The Chicano Latino Research Center (CLRC) and the Department of Languages and Applied Linguistics are hosting a quarterly film series about migration and the Mediterranean.
The Crossing Film Series will screen three films–one documentary and two dramas–over the 2017-18 school year. Each film depicts the diversity of the migrant experience in a globalized world.
“The films in Crossings remind us that the U.S. is by no means the only nation of immigrants,” says CLRC director Catherine Ramírez. “They testify to the multiple motives, including desperation, chutzpah, and hope, that compel migrants to leave the known for the unknown,” she adds.
The series will open on November 8 with Io sto con la sposa (On the Bride's Side). Directed by Gabriele Del Grande, Antonio Augugliaro, and Khaled Soliman Al Nassiry, this award-winning documentary follows a group of Syrian civil war refugees and their friends who pose as a wedding party in order to travel from Italy into Sweden.

EXERCISE TASK A: Name every director of Io sto con la sposa listed in the film series text.

SUPPLIED RECORDS:
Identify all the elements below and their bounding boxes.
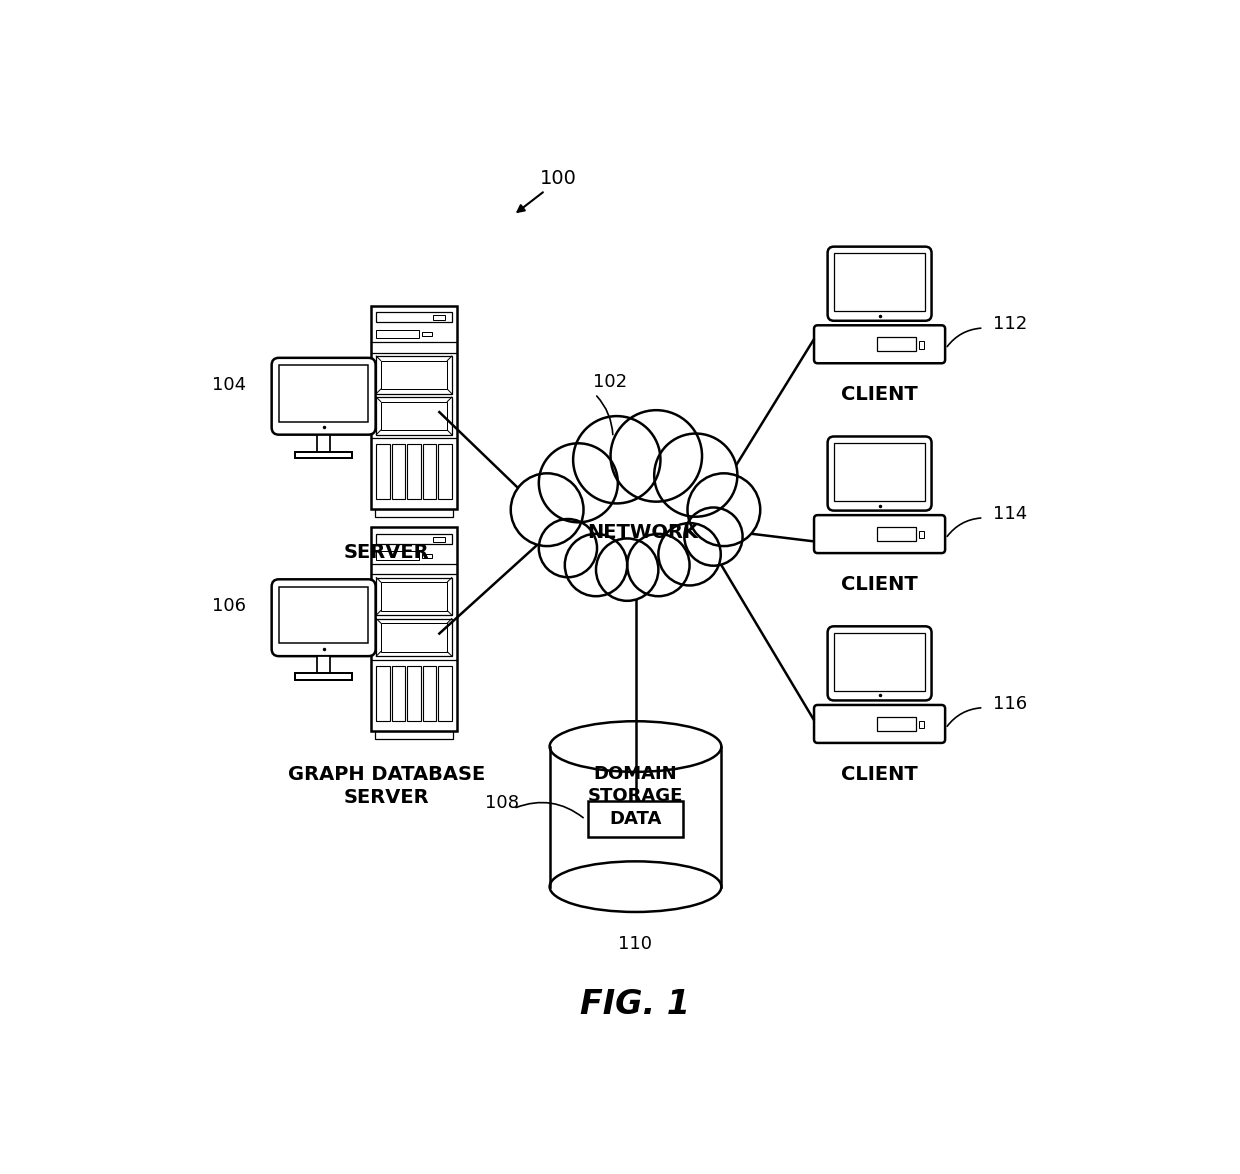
Text: DATA: DATA <box>609 810 662 829</box>
Ellipse shape <box>549 721 722 771</box>
Text: FIG. 1: FIG. 1 <box>580 987 691 1020</box>
Text: 110: 110 <box>619 935 652 952</box>
Bar <box>381 582 448 610</box>
Bar <box>588 802 683 837</box>
Text: 102: 102 <box>593 373 627 391</box>
Bar <box>295 673 352 680</box>
Bar <box>376 444 389 499</box>
Bar <box>423 444 436 499</box>
Text: 116: 116 <box>992 695 1027 713</box>
Circle shape <box>564 534 627 596</box>
Text: DOMAIN
STORAGE: DOMAIN STORAGE <box>588 764 683 805</box>
Bar <box>376 330 419 338</box>
FancyBboxPatch shape <box>827 247 931 321</box>
Circle shape <box>684 507 743 566</box>
FancyBboxPatch shape <box>813 704 945 743</box>
Circle shape <box>627 534 689 596</box>
Circle shape <box>610 410 702 501</box>
Circle shape <box>655 433 738 517</box>
Text: 108: 108 <box>485 794 518 812</box>
Circle shape <box>539 519 596 578</box>
Bar <box>376 510 453 518</box>
Circle shape <box>539 444 618 522</box>
Bar <box>433 537 445 541</box>
Text: CLIENT: CLIENT <box>841 764 918 783</box>
Bar <box>919 531 924 539</box>
Text: 104: 104 <box>212 376 246 394</box>
Bar <box>439 444 451 499</box>
Text: 100: 100 <box>541 169 577 188</box>
Text: CLIENT: CLIENT <box>841 575 918 594</box>
Ellipse shape <box>549 862 722 912</box>
Bar <box>549 747 722 886</box>
Bar <box>392 444 405 499</box>
Bar <box>376 619 451 656</box>
Bar <box>439 666 451 721</box>
Bar <box>381 623 448 652</box>
FancyBboxPatch shape <box>827 437 931 511</box>
Bar <box>422 332 433 337</box>
Bar <box>877 717 916 731</box>
Circle shape <box>511 473 584 546</box>
Ellipse shape <box>537 464 734 587</box>
Bar <box>376 730 453 738</box>
Bar <box>376 356 451 393</box>
FancyBboxPatch shape <box>272 579 376 656</box>
FancyBboxPatch shape <box>371 306 458 510</box>
Bar <box>877 337 916 351</box>
Text: 112: 112 <box>992 316 1027 333</box>
FancyBboxPatch shape <box>827 626 931 701</box>
Bar <box>919 342 924 349</box>
Bar <box>407 666 420 721</box>
FancyBboxPatch shape <box>272 358 376 434</box>
Bar <box>376 312 451 323</box>
Bar <box>407 444 420 499</box>
Bar <box>295 452 352 459</box>
Bar <box>919 721 924 728</box>
Bar <box>376 533 451 544</box>
Text: CLIENT: CLIENT <box>841 385 918 404</box>
Bar <box>433 315 445 321</box>
Text: 106: 106 <box>212 598 246 615</box>
FancyBboxPatch shape <box>813 325 945 363</box>
Text: 114: 114 <box>992 505 1027 524</box>
Circle shape <box>658 524 720 586</box>
Circle shape <box>596 539 658 601</box>
Bar <box>376 578 451 615</box>
Bar <box>392 666 405 721</box>
Text: SERVER: SERVER <box>343 544 430 562</box>
Text: NETWORK: NETWORK <box>588 522 698 542</box>
Bar <box>317 656 330 673</box>
FancyBboxPatch shape <box>279 587 368 643</box>
Bar <box>877 527 916 541</box>
Text: GRAPH DATABASE
SERVER: GRAPH DATABASE SERVER <box>288 764 486 808</box>
Bar <box>376 666 389 721</box>
Bar <box>835 633 925 691</box>
FancyBboxPatch shape <box>371 527 458 730</box>
Bar <box>376 552 419 560</box>
Circle shape <box>573 416 661 504</box>
Bar <box>381 402 448 430</box>
Bar <box>381 360 448 389</box>
Bar <box>835 443 925 501</box>
Bar <box>423 666 436 721</box>
Bar <box>317 434 330 452</box>
FancyBboxPatch shape <box>813 515 945 553</box>
Bar <box>835 252 925 311</box>
Bar <box>376 397 451 434</box>
Bar <box>422 554 433 558</box>
FancyBboxPatch shape <box>279 365 368 421</box>
Circle shape <box>687 473 760 546</box>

EXERCISE TASK B: Please write out unchanged the lines of the records, starting at the line that contains "Text: DATA: DATA <box>609 810 662 829</box>" and stopping after the line that contains "Bar <box>407 666 420 721</box>".

WORKED ANSWER A:
Gabriele Del Grande
Antonio Augugliaro
Khaled Soliman Al Nassiry

WORKED ANSWER B:
Text: DATA: DATA <box>609 810 662 829</box>
Ellipse shape <box>549 721 722 771</box>
Text: FIG. 1: FIG. 1 <box>580 987 691 1020</box>
Text: 110: 110 <box>619 935 652 952</box>
Bar <box>381 582 448 610</box>
Bar <box>588 802 683 837</box>
Text: 102: 102 <box>593 373 627 391</box>
Bar <box>295 673 352 680</box>
Bar <box>376 444 389 499</box>
Bar <box>423 444 436 499</box>
Text: 116: 116 <box>992 695 1027 713</box>
Circle shape <box>564 534 627 596</box>
Text: DOMAIN
STORAGE: DOMAIN STORAGE <box>588 764 683 805</box>
Bar <box>376 330 419 338</box>
FancyBboxPatch shape <box>827 247 931 321</box>
Circle shape <box>684 507 743 566</box>
FancyBboxPatch shape <box>813 704 945 743</box>
Circle shape <box>627 534 689 596</box>
Circle shape <box>610 410 702 501</box>
Circle shape <box>655 433 738 517</box>
Text: 108: 108 <box>485 794 518 812</box>
Circle shape <box>539 519 596 578</box>
Bar <box>376 510 453 518</box>
Circle shape <box>539 444 618 522</box>
Bar <box>433 537 445 541</box>
Text: CLIENT: CLIENT <box>841 764 918 783</box>
Bar <box>919 531 924 539</box>
Text: 104: 104 <box>212 376 246 394</box>
Bar <box>439 444 451 499</box>
Text: 100: 100 <box>541 169 577 188</box>
Text: CLIENT: CLIENT <box>841 575 918 594</box>
Ellipse shape <box>549 862 722 912</box>
Bar <box>549 747 722 886</box>
Bar <box>392 444 405 499</box>
Bar <box>376 619 451 656</box>
Bar <box>439 666 451 721</box>
Bar <box>381 623 448 652</box>
FancyBboxPatch shape <box>827 437 931 511</box>
Bar <box>422 332 433 337</box>
Bar <box>877 717 916 731</box>
Circle shape <box>511 473 584 546</box>
Ellipse shape <box>537 464 734 587</box>
Bar <box>376 730 453 738</box>
Bar <box>376 356 451 393</box>
FancyBboxPatch shape <box>272 579 376 656</box>
FancyBboxPatch shape <box>371 306 458 510</box>
Bar <box>877 337 916 351</box>
Text: 112: 112 <box>992 316 1027 333</box>
FancyBboxPatch shape <box>827 626 931 701</box>
Bar <box>919 342 924 349</box>
Bar <box>407 666 420 721</box>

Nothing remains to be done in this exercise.